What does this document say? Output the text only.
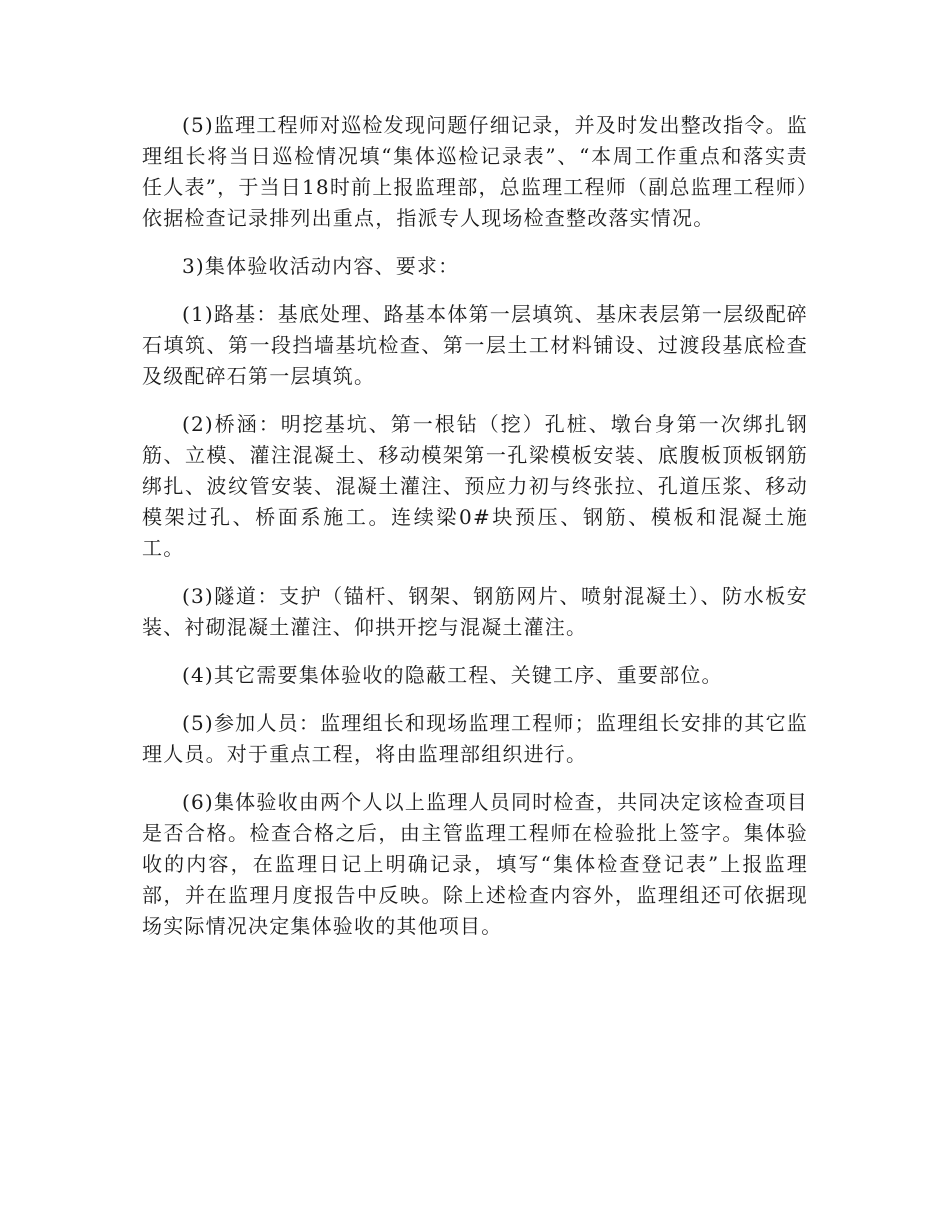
(5)监理工程师对巡检发现问题仔细记录，并及时发出整改指令。监理组长将当日巡检情况填“集体巡检记录表”、“本周工作重点和落实责任人表”，于当日18时前上报监理部，总监理工程师（副总监理工程师）依据检查记录排列出重点，指派专人现场检查整改落实情况。

3)集体验收活动内容、要求：

(1)路基：基底处理、路基本体第一层填筑、基床表层第一层级配碎石填筑、第一段挡墙基坑检查、第一层土工材料铺设、过渡段基底检查及级配碎石第一层填筑。

(2)桥涵：明挖基坑、第一根钻（挖）孔桩、墩台身第一次绑扎钢筋、立模、灌注混凝土、移动模架第一孔梁模板安装、底腹板顶板钢筋绑扎、波纹管安装、混凝土灌注、预应力初与终张拉、孔道压浆、移动模架过孔、桥面系施工。连续梁0#块预压、钢筋、模板和混凝土施工。

(3)隧道：支护（锚杆、钢架、钢筋网片、喷射混凝土）、防水板安装、衬砌混凝土灌注、仰拱开挖与混凝土灌注。

(4)其它需要集体验收的隐蔽工程、关键工序、重要部位。

(5)参加人员：监理组长和现场监理工程师；监理组长安排的其它监理人员。对于重点工程，将由监理部组织进行。

(6)集体验收由两个人以上监理人员同时检查，共同决定该检查项目是否合格。检查合格之后，由主管监理工程师在检验批上签字。集体验收的内容，在监理日记上明确记录，填写“集体检查登记表”上报监理部，并在监理月度报告中反映。除上述检查内容外，监理组还可依据现场实际情况决定集体验收的其他项目。
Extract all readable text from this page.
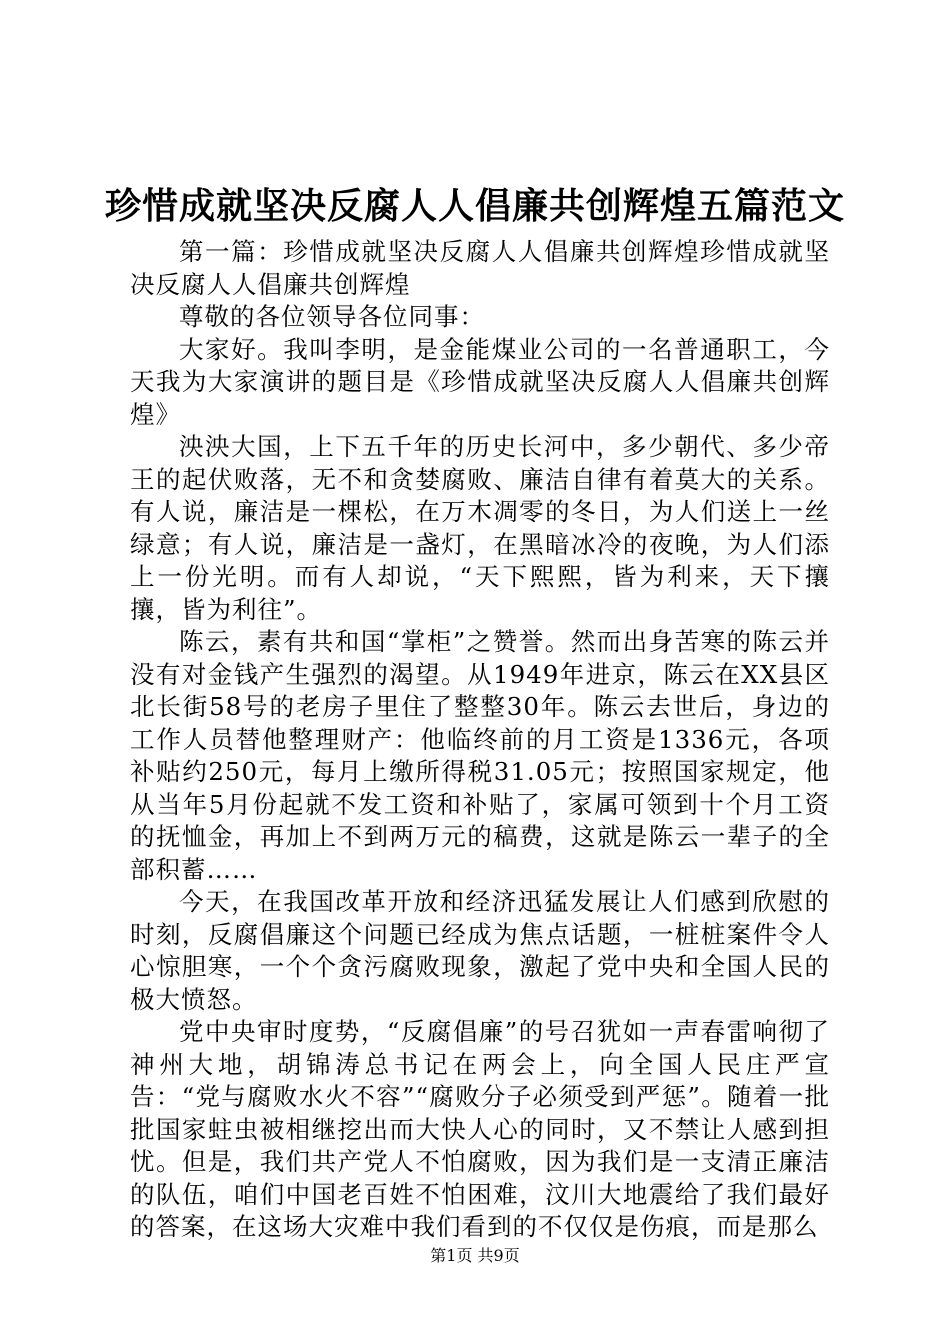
珍惜成就坚决反腐人人倡廉共创辉煌五篇范文

第一篇：珍惜成就坚决反腐人人倡廉共创辉煌珍惜成就坚决反腐人人倡廉共创辉煌

尊敬的各位领导各位同事：

大家好。我叫李明，是金能煤业公司的一名普通职工，今天我为大家演讲的题目是《珍惜成就坚决反腐人人倡廉共创辉煌》

泱泱大国，上下五千年的历史长河中，多少朝代、多少帝王的起伏败落，无不和贪婪腐败、廉洁自律有着莫大的关系。有人说，廉洁是一棵松，在万木凋零的冬日，为人们送上一丝绿意；有人说，廉洁是一盏灯，在黑暗冰冷的夜晚，为人们添上一份光明。而有人却说，“天下熙熙，皆为利来，天下攘攘，皆为利往”。

陈云，素有共和国“掌柜”之赞誉。然而出身苦寒的陈云并没有对金钱产生强烈的渴望。从1949年进京，陈云在XX县区北长街58号的老房子里住了整整30年。陈云去世后，身边的工作人员替他整理财产：他临终前的月工资是1336元，各项补贴约250元，每月上缴所得税31.05元；按照国家规定，他从当年5月份起就不发工资和补贴了，家属可领到十个月工资的抚恤金，再加上不到两万元的稿费，这就是陈云一辈子的全部积蓄……

今天，在我国改革开放和经济迅猛发展让人们感到欣慰的时刻，反腐倡廉这个问题已经成为焦点话题，一桩桩案件令人心惊胆寒，一个个贪污腐败现象，激起了党中央和全国人民的极大愤怒。

党中央审时度势，“反腐倡廉”的号召犹如一声春雷响彻了神州大地，胡锦涛总书记在两会上，向全国人民庄严宣告：“党与腐败水火不容”“腐败分子必须受到严惩”。随着一批批国家蛀虫被相继挖出而大快人心的同时，又不禁让人感到担忧。但是，我们共产党人不怕腐败，因为我们是一支清正廉洁的队伍，咱们中国老百姓不怕困难，汶川大地震给了我们最好的答案，在这场大灾难中我们看到的不仅仅是伤痕，而是那么

第1页 共9页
++++
=== Given exercise ===
Repeat each record exactly as shown above, dropping all images.

=== Right answer ===
What does this document say? Output the text only.
(5)监理工程师对巡检发现问题仔细记录，并及时发出整改指令。监理组长将当日巡检情况填“集体巡检记录表”、“本周工作重点和落实责任人表”，于当日18时前上报监理部，总监理工程师（副总监理工程师）依据检查记录排列出重点，指派专人现场检查整改落实情况。

3)集体验收活动内容、要求：

(1)路基：基底处理、路基本体第一层填筑、基床表层第一层级配碎石填筑、第一段挡墙基坑检查、第一层土工材料铺设、过渡段基底检查及级配碎石第一层填筑。

(2)桥涵：明挖基坑、第一根钻（挖）孔桩、墩台身第一次绑扎钢筋、立模、灌注混凝土、移动模架第一孔梁模板安装、底腹板顶板钢筋绑扎、波纹管安装、混凝土灌注、预应力初与终张拉、孔道压浆、移动模架过孔、桥面系施工。连续梁0#块预压、钢筋、模板和混凝土施工。

(3)隧道：支护（锚杆、钢架、钢筋网片、喷射混凝土）、防水板安装、衬砌混凝土灌注、仰拱开挖与混凝土灌注。

(4)其它需要集体验收的隐蔽工程、关键工序、重要部位。

(5)参加人员：监理组长和现场监理工程师；监理组长安排的其它监理人员。对于重点工程，将由监理部组织进行。

(6)集体验收由两个人以上监理人员同时检查，共同决定该检查项目是否合格。检查合格之后，由主管监理工程师在检验批上签字。集体验收的内容，在监理日记上明确记录，填写“集体检查登记表”上报监理部，并在监理月度报告中反映。除上述检查内容外，监理组还可依据现场实际情况决定集体验收的其他项目。
Extract all readable text from this page.
珍惜成就坚决反腐人人倡廉共创辉煌五篇范文

第一篇：珍惜成就坚决反腐人人倡廉共创辉煌珍惜成就坚决反腐人人倡廉共创辉煌

尊敬的各位领导各位同事：

大家好。我叫李明，是金能煤业公司的一名普通职工，今天我为大家演讲的题目是《珍惜成就坚决反腐人人倡廉共创辉煌》

泱泱大国，上下五千年的历史长河中，多少朝代、多少帝王的起伏败落，无不和贪婪腐败、廉洁自律有着莫大的关系。有人说，廉洁是一棵松，在万木凋零的冬日，为人们送上一丝绿意；有人说，廉洁是一盏灯，在黑暗冰冷的夜晚，为人们添上一份光明。而有人却说，“天下熙熙，皆为利来，天下攘攘，皆为利往”。

陈云，素有共和国“掌柜”之赞誉。然而出身苦寒的陈云并没有对金钱产生强烈的渴望。从1949年进京，陈云在XX县区北长街58号的老房子里住了整整30年。陈云去世后，身边的工作人员替他整理财产：他临终前的月工资是1336元，各项补贴约250元，每月上缴所得税31.05元；按照国家规定，他从当年5月份起就不发工资和补贴了，家属可领到十个月工资的抚恤金，再加上不到两万元的稿费，这就是陈云一辈子的全部积蓄……

今天，在我国改革开放和经济迅猛发展让人们感到欣慰的时刻，反腐倡廉这个问题已经成为焦点话题，一桩桩案件令人心惊胆寒，一个个贪污腐败现象，激起了党中央和全国人民的极大愤怒。

党中央审时度势，“反腐倡廉”的号召犹如一声春雷响彻了神州大地，胡锦涛总书记在两会上，向全国人民庄严宣告：“党与腐败水火不容”“腐败分子必须受到严惩”。随着一批批国家蛀虫被相继挖出而大快人心的同时，又不禁让人感到担忧。但是，我们共产党人不怕腐败，因为我们是一支清正廉洁的队伍，咱们中国老百姓不怕困难，汶川大地震给了我们最好的答案，在这场大灾难中我们看到的不仅仅是伤痕，而是那么

第1页 共9页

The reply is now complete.